- **Problem**
Lines that contain the string "JetDirect" are to be copied; leave out all others.

-=-=-=-=-

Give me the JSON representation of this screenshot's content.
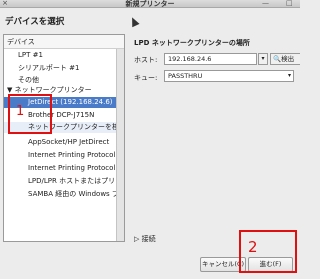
{
  "window": {
    "close_glyph": "×",
    "title": "新規プリンター",
    "ctrl_left": "—",
    "ctrl_right": "□"
  },
  "heading": "デバイスを選択",
  "device_tree": {
    "header": "デバイス",
    "items": [
      {
        "label": "LPT #1",
        "indent": 1
      },
      {
        "label": "シリアルポート #1",
        "indent": 1
      },
      {
        "label": "その他",
        "indent": 1
      },
      {
        "label": "▼ ネットワークプリンター",
        "indent": 0
      },
      {
        "label": "JetDirect (192.168.24.6)",
        "indent": 2,
        "state": "selected"
      },
      {
        "label": "Brother DCP-J715N",
        "indent": 2
      },
      {
        "label": "ネットワークプリンターを検索",
        "indent": 2,
        "state": "hi"
      },
      {
        "label": "AppSocket/HP JetDirect",
        "indent": 2
      },
      {
        "label": "Internet Printing Protocol (ipp)",
        "indent": 2
      },
      {
        "label": "Internet Printing Protocol (https)",
        "indent": 2
      },
      {
        "label": "LPD/LPR ホストまたはプリンター",
        "indent": 2
      },
      {
        "label": "SAMBA 経由の Windows プリンター",
        "indent": 2
      }
    ]
  },
  "lpd": {
    "title": "LPD ネットワークプリンターの場所",
    "host_label": "ホスト:",
    "host_value": "192.168.24.6",
    "probe_label": "検出",
    "queue_label": "キュー:",
    "queue_value": "PASSTHRU"
  },
  "connection_expander": "▷ 接続",
  "buttons": {
    "cancel": "キャンセル(C)",
    "forward": "進む(F)"
  },
  "annotations": {
    "num1": "1",
    "num2": "2",
    "color": "#e01010"
  }
}
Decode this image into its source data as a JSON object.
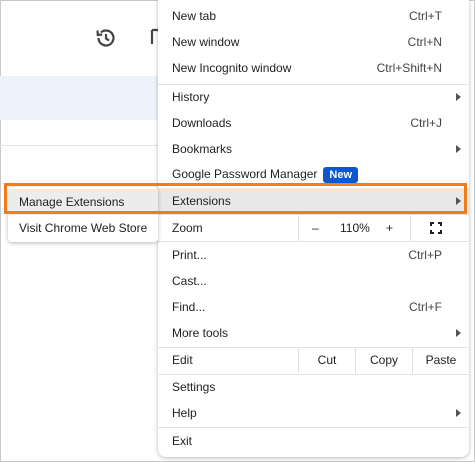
{
  "menu": {
    "new_tab": {
      "label": "New tab",
      "shortcut": "Ctrl+T"
    },
    "new_window": {
      "label": "New window",
      "shortcut": "Ctrl+N"
    },
    "new_incognito": {
      "label": "New Incognito window",
      "shortcut": "Ctrl+Shift+N"
    },
    "history": {
      "label": "History"
    },
    "downloads": {
      "label": "Downloads",
      "shortcut": "Ctrl+J"
    },
    "bookmarks": {
      "label": "Bookmarks"
    },
    "password_manager": {
      "label": "Google Password Manager",
      "badge": "New"
    },
    "extensions": {
      "label": "Extensions"
    },
    "zoom": {
      "label": "Zoom",
      "minus": "–",
      "value": "110%",
      "plus": "+"
    },
    "print": {
      "label": "Print...",
      "shortcut": "Ctrl+P"
    },
    "cast": {
      "label": "Cast..."
    },
    "find": {
      "label": "Find...",
      "shortcut": "Ctrl+F"
    },
    "more_tools": {
      "label": "More tools"
    },
    "edit": {
      "label": "Edit",
      "cut": "Cut",
      "copy": "Copy",
      "paste": "Paste"
    },
    "settings": {
      "label": "Settings"
    },
    "help": {
      "label": "Help"
    },
    "exit": {
      "label": "Exit"
    }
  },
  "submenu": {
    "manage_extensions": "Manage Extensions",
    "visit_store": "Visit Chrome Web Store"
  },
  "colors": {
    "highlight_outline": "#f07c1a",
    "badge_bg": "#0b57d0"
  },
  "icons": {
    "history": "history-icon",
    "fullscreen": "fullscreen-icon"
  }
}
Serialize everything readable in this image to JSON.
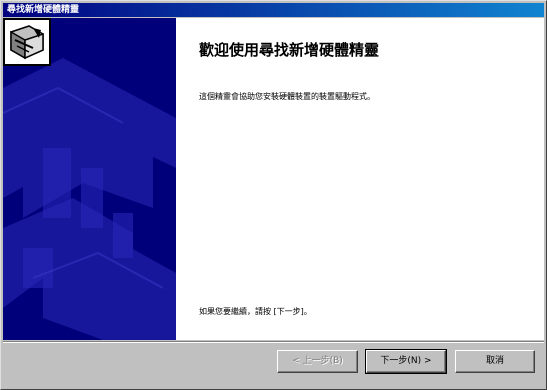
{
  "window": {
    "title": "尋找新增硬體精靈"
  },
  "main": {
    "heading": "歡迎使用尋找新增硬體精靈",
    "description": "這個精靈會協助您安裝硬體裝置的裝置驅動程式。",
    "continue_text": "如果您要繼續，請按 [下一步]。"
  },
  "buttons": {
    "back_label": "< 上一步(B)",
    "next_label": "下一步(N) >",
    "cancel_label": "取消"
  },
  "colors": {
    "sidebar": "#00007a",
    "titlebar": "#000080"
  },
  "icons": {
    "wizard": "hardware-wizard-icon"
  }
}
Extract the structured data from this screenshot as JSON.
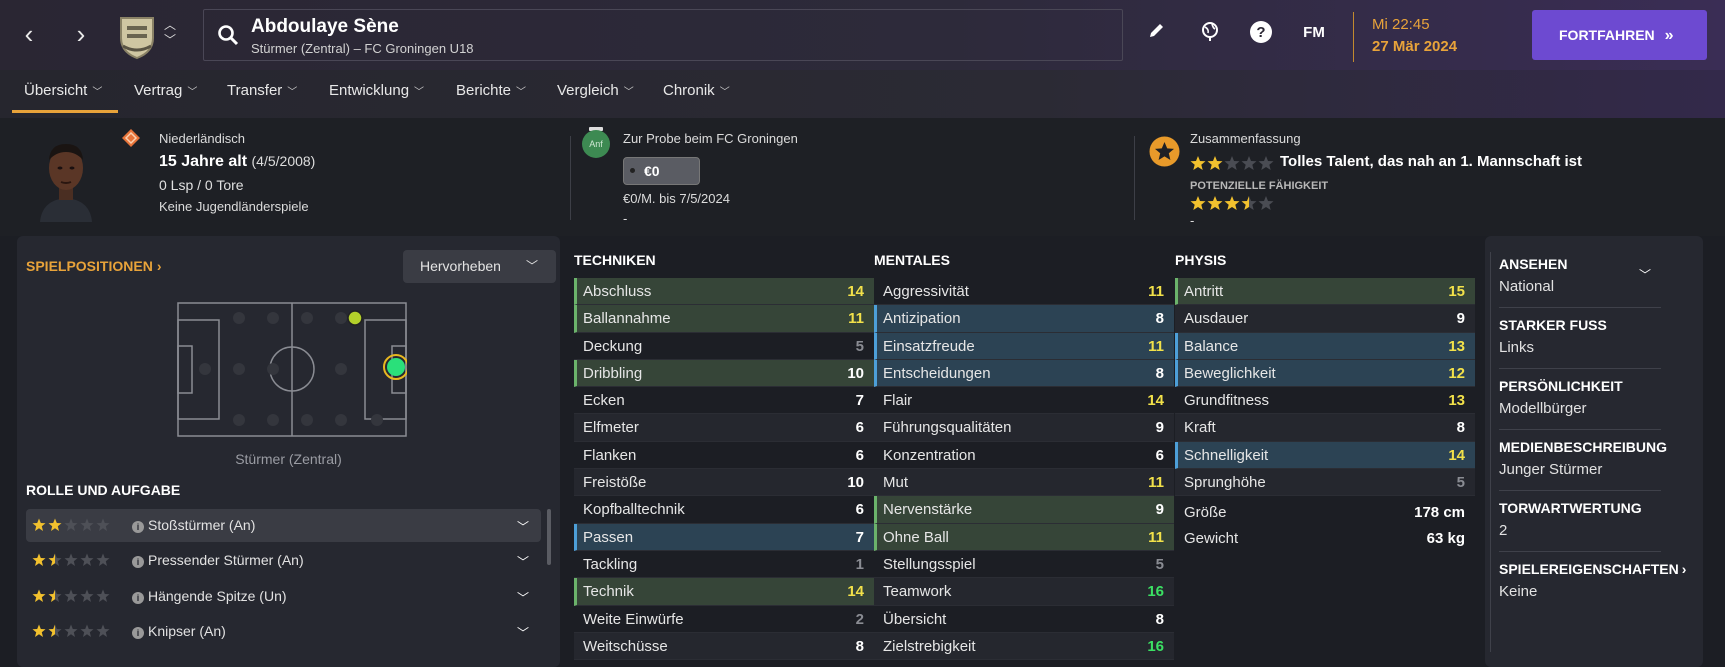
{
  "header": {
    "player_name": "Abdoulaye Sène",
    "player_subtitle": "Stürmer (Zentral) – FC Groningen U18",
    "time": "Mi 22:45",
    "date": "27 Mär 2024",
    "continue_label": "FORTFAHREN",
    "fm_label": "FM"
  },
  "tabs": [
    {
      "label": "Übersicht"
    },
    {
      "label": "Vertrag"
    },
    {
      "label": "Transfer"
    },
    {
      "label": "Entwicklung"
    },
    {
      "label": "Berichte"
    },
    {
      "label": "Vergleich"
    },
    {
      "label": "Chronik"
    }
  ],
  "profile": {
    "nationality": "Niederländisch",
    "age": "15 Jahre alt",
    "dob": "(4/5/2008)",
    "caps": "0 Lsp / 0 Tore",
    "youth": "Keine Jugendländerspiele"
  },
  "contract": {
    "status": "Zur Probe beim FC Groningen",
    "badge": "Anf",
    "value": "€0",
    "wage": "€0/M. bis 7/5/2024",
    "dash": "-"
  },
  "summary": {
    "title": "Zusammenfassung",
    "current_stars": 2,
    "text": "Tolles Talent, das nah an 1. Mannschaft ist",
    "potential_label": "POTENZIELLE FÄHIGKEIT",
    "potential_stars": 3.5,
    "dash": "-"
  },
  "positions": {
    "title": "SPIELPOSITIONEN",
    "highlight_label": "Hervorheben",
    "position_label": "Stürmer (Zentral)"
  },
  "roles": {
    "title": "ROLLE UND AUFGABE",
    "items": [
      {
        "name": "Stoßstürmer (An)",
        "stars": 2
      },
      {
        "name": "Pressender Stürmer (An)",
        "stars": 1.5
      },
      {
        "name": "Hängende Spitze (Un)",
        "stars": 1.5
      },
      {
        "name": "Knipser (An)",
        "stars": 1.5
      }
    ]
  },
  "technical": {
    "title": "TECHNIKEN",
    "items": [
      {
        "name": "Abschluss",
        "value": 14,
        "hl": "g",
        "c": "yl"
      },
      {
        "name": "Ballannahme",
        "value": 11,
        "hl": "g",
        "c": "yl"
      },
      {
        "name": "Deckung",
        "value": 5,
        "hl": "",
        "c": "gr"
      },
      {
        "name": "Dribbling",
        "value": 10,
        "hl": "g",
        "c": "wh"
      },
      {
        "name": "Ecken",
        "value": 7,
        "hl": "",
        "c": "wh"
      },
      {
        "name": "Elfmeter",
        "value": 6,
        "hl": "",
        "c": "wh"
      },
      {
        "name": "Flanken",
        "value": 6,
        "hl": "",
        "c": "wh"
      },
      {
        "name": "Freistöße",
        "value": 10,
        "hl": "",
        "c": "wh"
      },
      {
        "name": "Kopfballtechnik",
        "value": 6,
        "hl": "",
        "c": "wh"
      },
      {
        "name": "Passen",
        "value": 7,
        "hl": "b",
        "c": "wh"
      },
      {
        "name": "Tackling",
        "value": 1,
        "hl": "",
        "c": "gr"
      },
      {
        "name": "Technik",
        "value": 14,
        "hl": "g",
        "c": "yl"
      },
      {
        "name": "Weite Einwürfe",
        "value": 2,
        "hl": "",
        "c": "gr"
      },
      {
        "name": "Weitschüsse",
        "value": 8,
        "hl": "",
        "c": "wh"
      }
    ]
  },
  "mental": {
    "title": "MENTALES",
    "items": [
      {
        "name": "Aggressivität",
        "value": 11,
        "hl": "",
        "c": "yl"
      },
      {
        "name": "Antizipation",
        "value": 8,
        "hl": "b",
        "c": "wh"
      },
      {
        "name": "Einsatzfreude",
        "value": 11,
        "hl": "b",
        "c": "yl"
      },
      {
        "name": "Entscheidungen",
        "value": 8,
        "hl": "b",
        "c": "wh"
      },
      {
        "name": "Flair",
        "value": 14,
        "hl": "",
        "c": "yl"
      },
      {
        "name": "Führungsqualitäten",
        "value": 9,
        "hl": "",
        "c": "wh"
      },
      {
        "name": "Konzentration",
        "value": 6,
        "hl": "",
        "c": "wh"
      },
      {
        "name": "Mut",
        "value": 11,
        "hl": "",
        "c": "yl"
      },
      {
        "name": "Nervenstärke",
        "value": 9,
        "hl": "g",
        "c": "wh"
      },
      {
        "name": "Ohne Ball",
        "value": 11,
        "hl": "g",
        "c": "yl"
      },
      {
        "name": "Stellungsspiel",
        "value": 5,
        "hl": "",
        "c": "gr"
      },
      {
        "name": "Teamwork",
        "value": 16,
        "hl": "",
        "c": "bg"
      },
      {
        "name": "Übersicht",
        "value": 8,
        "hl": "",
        "c": "wh"
      },
      {
        "name": "Zielstrebigkeit",
        "value": 16,
        "hl": "",
        "c": "bg"
      }
    ]
  },
  "physical": {
    "title": "PHYSIS",
    "items": [
      {
        "name": "Antritt",
        "value": 15,
        "hl": "g",
        "c": "yl"
      },
      {
        "name": "Ausdauer",
        "value": 9,
        "hl": "",
        "c": "wh"
      },
      {
        "name": "Balance",
        "value": 13,
        "hl": "b",
        "c": "yl"
      },
      {
        "name": "Beweglichkeit",
        "value": 12,
        "hl": "b",
        "c": "yl"
      },
      {
        "name": "Grundfitness",
        "value": 13,
        "hl": "",
        "c": "yl"
      },
      {
        "name": "Kraft",
        "value": 8,
        "hl": "",
        "c": "wh"
      },
      {
        "name": "Schnelligkeit",
        "value": 14,
        "hl": "b",
        "c": "yl"
      },
      {
        "name": "Sprunghöhe",
        "value": 5,
        "hl": "",
        "c": "gr"
      }
    ],
    "height_label": "Größe",
    "height": "178 cm",
    "weight_label": "Gewicht",
    "weight": "63 kg"
  },
  "side": [
    {
      "label": "ANSEHEN",
      "value": "National"
    },
    {
      "label": "STARKER FUSS",
      "value": "Links"
    },
    {
      "label": "PERSÖNLICHKEIT",
      "value": "Modellbürger"
    },
    {
      "label": "MEDIENBESCHREIBUNG",
      "value": "Junger Stürmer"
    },
    {
      "label": "TORWARTWERTUNG",
      "value": "2"
    },
    {
      "label": "SPIELEREIGENSCHAFTEN",
      "value": "Keine"
    }
  ],
  "colors": {
    "accent": "#e8a33a",
    "continue": "#6d4ad1",
    "green_hl": "#364538",
    "blue_hl": "#2c4354",
    "attr_yellow": "#f2e14a",
    "attr_green": "#3be063"
  }
}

-=-=-=-=-

- **Solution to this task**
        "label": "JetDirect (192.168.24.6)",
        "label": "AppSocket/HP JetDirect",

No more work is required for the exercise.